▶ _Task details_: Write the data below out exactly as it stands. Do not include the pictures.

## BEGIN Stored data

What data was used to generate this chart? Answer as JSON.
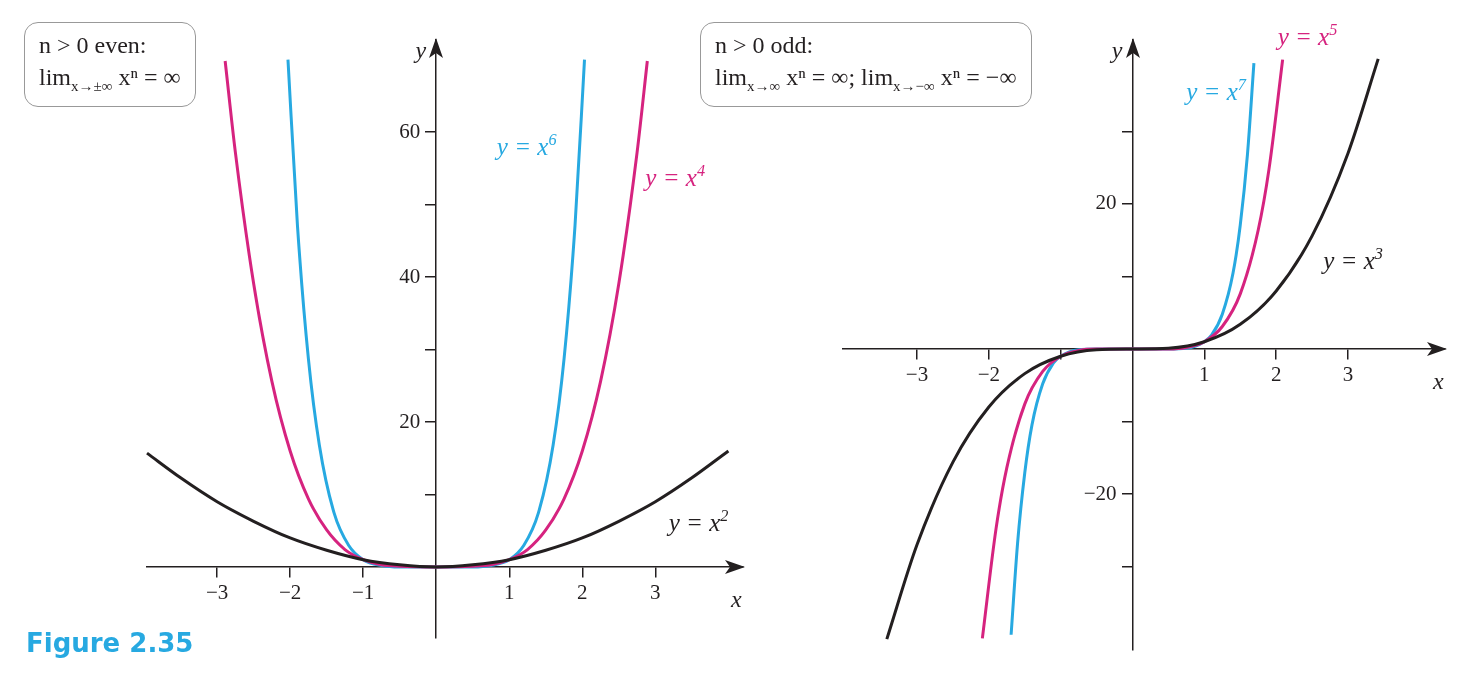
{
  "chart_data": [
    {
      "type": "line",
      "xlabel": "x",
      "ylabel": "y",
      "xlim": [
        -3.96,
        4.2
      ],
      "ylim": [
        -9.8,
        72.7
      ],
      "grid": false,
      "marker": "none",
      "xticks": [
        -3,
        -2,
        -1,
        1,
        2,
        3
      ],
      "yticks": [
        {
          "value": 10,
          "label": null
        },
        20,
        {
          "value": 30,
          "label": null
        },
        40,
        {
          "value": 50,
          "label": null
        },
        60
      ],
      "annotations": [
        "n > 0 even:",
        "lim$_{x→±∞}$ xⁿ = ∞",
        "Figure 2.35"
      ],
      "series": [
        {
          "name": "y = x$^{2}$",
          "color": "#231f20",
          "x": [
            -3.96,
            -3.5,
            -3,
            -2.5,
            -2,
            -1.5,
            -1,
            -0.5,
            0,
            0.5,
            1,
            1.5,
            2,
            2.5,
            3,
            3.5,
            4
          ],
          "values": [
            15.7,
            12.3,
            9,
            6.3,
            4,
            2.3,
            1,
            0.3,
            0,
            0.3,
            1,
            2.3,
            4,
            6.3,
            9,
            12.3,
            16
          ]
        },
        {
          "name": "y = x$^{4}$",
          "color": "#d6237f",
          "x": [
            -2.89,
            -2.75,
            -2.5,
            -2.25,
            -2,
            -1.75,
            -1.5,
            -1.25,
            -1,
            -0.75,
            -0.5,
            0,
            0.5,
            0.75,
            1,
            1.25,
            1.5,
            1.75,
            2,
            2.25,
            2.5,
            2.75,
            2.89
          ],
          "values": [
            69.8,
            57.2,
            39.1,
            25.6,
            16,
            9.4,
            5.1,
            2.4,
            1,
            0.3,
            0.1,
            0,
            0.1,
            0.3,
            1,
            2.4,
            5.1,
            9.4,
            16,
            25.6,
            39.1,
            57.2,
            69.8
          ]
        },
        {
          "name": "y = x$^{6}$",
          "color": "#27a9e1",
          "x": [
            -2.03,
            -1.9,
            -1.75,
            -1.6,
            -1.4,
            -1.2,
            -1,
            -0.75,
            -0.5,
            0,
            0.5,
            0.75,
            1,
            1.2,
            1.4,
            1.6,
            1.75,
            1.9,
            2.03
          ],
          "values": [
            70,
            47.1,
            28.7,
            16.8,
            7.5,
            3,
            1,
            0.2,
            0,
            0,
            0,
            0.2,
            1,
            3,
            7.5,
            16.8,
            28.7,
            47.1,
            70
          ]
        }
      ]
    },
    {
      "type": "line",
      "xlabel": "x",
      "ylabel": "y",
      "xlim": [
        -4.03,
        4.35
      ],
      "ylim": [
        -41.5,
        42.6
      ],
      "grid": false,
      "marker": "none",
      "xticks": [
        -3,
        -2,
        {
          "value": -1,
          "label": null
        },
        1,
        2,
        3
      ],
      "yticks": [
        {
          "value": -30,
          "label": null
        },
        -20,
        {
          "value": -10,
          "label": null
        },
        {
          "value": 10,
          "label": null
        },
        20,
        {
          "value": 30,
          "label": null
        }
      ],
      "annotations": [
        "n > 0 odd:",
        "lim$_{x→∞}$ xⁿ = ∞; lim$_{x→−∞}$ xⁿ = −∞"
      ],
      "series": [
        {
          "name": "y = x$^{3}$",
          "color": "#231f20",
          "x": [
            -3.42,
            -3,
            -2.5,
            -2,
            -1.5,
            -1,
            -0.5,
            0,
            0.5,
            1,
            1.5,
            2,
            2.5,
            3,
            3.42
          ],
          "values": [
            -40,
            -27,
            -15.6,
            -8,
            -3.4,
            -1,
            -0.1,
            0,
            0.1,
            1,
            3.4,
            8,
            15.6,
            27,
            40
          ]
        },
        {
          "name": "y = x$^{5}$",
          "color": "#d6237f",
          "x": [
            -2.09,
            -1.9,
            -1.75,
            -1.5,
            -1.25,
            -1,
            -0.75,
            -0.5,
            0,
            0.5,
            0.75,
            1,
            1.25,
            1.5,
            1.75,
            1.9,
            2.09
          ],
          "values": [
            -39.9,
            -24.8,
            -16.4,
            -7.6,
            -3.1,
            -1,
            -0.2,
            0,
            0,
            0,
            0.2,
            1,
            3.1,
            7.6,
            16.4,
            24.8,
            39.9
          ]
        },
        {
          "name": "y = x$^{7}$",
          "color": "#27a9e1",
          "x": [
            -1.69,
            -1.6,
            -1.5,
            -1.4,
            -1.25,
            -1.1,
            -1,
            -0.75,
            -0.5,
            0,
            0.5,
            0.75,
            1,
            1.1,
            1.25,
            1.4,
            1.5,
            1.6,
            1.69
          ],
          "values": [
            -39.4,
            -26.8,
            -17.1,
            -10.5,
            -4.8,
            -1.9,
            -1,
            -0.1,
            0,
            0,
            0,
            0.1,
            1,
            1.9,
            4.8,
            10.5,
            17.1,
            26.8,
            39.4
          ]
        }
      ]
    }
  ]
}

## END Stored data

▶ _Completed exercise_:
What data was used to generate this chart? Answer as JSON.
{
  "chart_data": [
    {
      "type": "line",
      "xlabel": "x",
      "ylabel": "y",
      "xlim": [
        -3.96,
        4.2
      ],
      "ylim": [
        -9.8,
        72.7
      ],
      "grid": false,
      "marker": "none",
      "xticks": [
        -3,
        -2,
        -1,
        1,
        2,
        3
      ],
      "yticks": [
        {
          "value": 10,
          "label": null
        },
        20,
        {
          "value": 30,
          "label": null
        },
        40,
        {
          "value": 50,
          "label": null
        },
        60
      ],
      "annotations": [
        "n > 0 even:",
        "lim$_{x→±∞}$ xⁿ = ∞",
        "Figure 2.35"
      ],
      "series": [
        {
          "name": "y = x$^{2}$",
          "color": "#231f20",
          "x": [
            -3.96,
            -3.5,
            -3,
            -2.5,
            -2,
            -1.5,
            -1,
            -0.5,
            0,
            0.5,
            1,
            1.5,
            2,
            2.5,
            3,
            3.5,
            4
          ],
          "values": [
            15.7,
            12.3,
            9,
            6.3,
            4,
            2.3,
            1,
            0.3,
            0,
            0.3,
            1,
            2.3,
            4,
            6.3,
            9,
            12.3,
            16
          ]
        },
        {
          "name": "y = x$^{4}$",
          "color": "#d6237f",
          "x": [
            -2.89,
            -2.75,
            -2.5,
            -2.25,
            -2,
            -1.75,
            -1.5,
            -1.25,
            -1,
            -0.75,
            -0.5,
            0,
            0.5,
            0.75,
            1,
            1.25,
            1.5,
            1.75,
            2,
            2.25,
            2.5,
            2.75,
            2.89
          ],
          "values": [
            69.8,
            57.2,
            39.1,
            25.6,
            16,
            9.4,
            5.1,
            2.4,
            1,
            0.3,
            0.1,
            0,
            0.1,
            0.3,
            1,
            2.4,
            5.1,
            9.4,
            16,
            25.6,
            39.1,
            57.2,
            69.8
          ]
        },
        {
          "name": "y = x$^{6}$",
          "color": "#27a9e1",
          "x": [
            -2.03,
            -1.9,
            -1.75,
            -1.6,
            -1.4,
            -1.2,
            -1,
            -0.75,
            -0.5,
            0,
            0.5,
            0.75,
            1,
            1.2,
            1.4,
            1.6,
            1.75,
            1.9,
            2.03
          ],
          "values": [
            70,
            47.1,
            28.7,
            16.8,
            7.5,
            3,
            1,
            0.2,
            0,
            0,
            0,
            0.2,
            1,
            3,
            7.5,
            16.8,
            28.7,
            47.1,
            70
          ]
        }
      ]
    },
    {
      "type": "line",
      "xlabel": "x",
      "ylabel": "y",
      "xlim": [
        -4.03,
        4.35
      ],
      "ylim": [
        -41.5,
        42.6
      ],
      "grid": false,
      "marker": "none",
      "xticks": [
        -3,
        -2,
        {
          "value": -1,
          "label": null
        },
        1,
        2,
        3
      ],
      "yticks": [
        {
          "value": -30,
          "label": null
        },
        -20,
        {
          "value": -10,
          "label": null
        },
        {
          "value": 10,
          "label": null
        },
        20,
        {
          "value": 30,
          "label": null
        }
      ],
      "annotations": [
        "n > 0 odd:",
        "lim$_{x→∞}$ xⁿ = ∞; lim$_{x→−∞}$ xⁿ = −∞"
      ],
      "series": [
        {
          "name": "y = x$^{3}$",
          "color": "#231f20",
          "x": [
            -3.42,
            -3,
            -2.5,
            -2,
            -1.5,
            -1,
            -0.5,
            0,
            0.5,
            1,
            1.5,
            2,
            2.5,
            3,
            3.42
          ],
          "values": [
            -40,
            -27,
            -15.6,
            -8,
            -3.4,
            -1,
            -0.1,
            0,
            0.1,
            1,
            3.4,
            8,
            15.6,
            27,
            40
          ]
        },
        {
          "name": "y = x$^{5}$",
          "color": "#d6237f",
          "x": [
            -2.09,
            -1.9,
            -1.75,
            -1.5,
            -1.25,
            -1,
            -0.75,
            -0.5,
            0,
            0.5,
            0.75,
            1,
            1.25,
            1.5,
            1.75,
            1.9,
            2.09
          ],
          "values": [
            -39.9,
            -24.8,
            -16.4,
            -7.6,
            -3.1,
            -1,
            -0.2,
            0,
            0,
            0,
            0.2,
            1,
            3.1,
            7.6,
            16.4,
            24.8,
            39.9
          ]
        },
        {
          "name": "y = x$^{7}$",
          "color": "#27a9e1",
          "x": [
            -1.69,
            -1.6,
            -1.5,
            -1.4,
            -1.25,
            -1.1,
            -1,
            -0.75,
            -0.5,
            0,
            0.5,
            0.75,
            1,
            1.1,
            1.25,
            1.4,
            1.5,
            1.6,
            1.69
          ],
          "values": [
            -39.4,
            -26.8,
            -17.1,
            -10.5,
            -4.8,
            -1.9,
            -1,
            -0.1,
            0,
            0,
            0,
            0.1,
            1,
            1.9,
            4.8,
            10.5,
            17.1,
            26.8,
            39.4
          ]
        }
      ]
    }
  ]
}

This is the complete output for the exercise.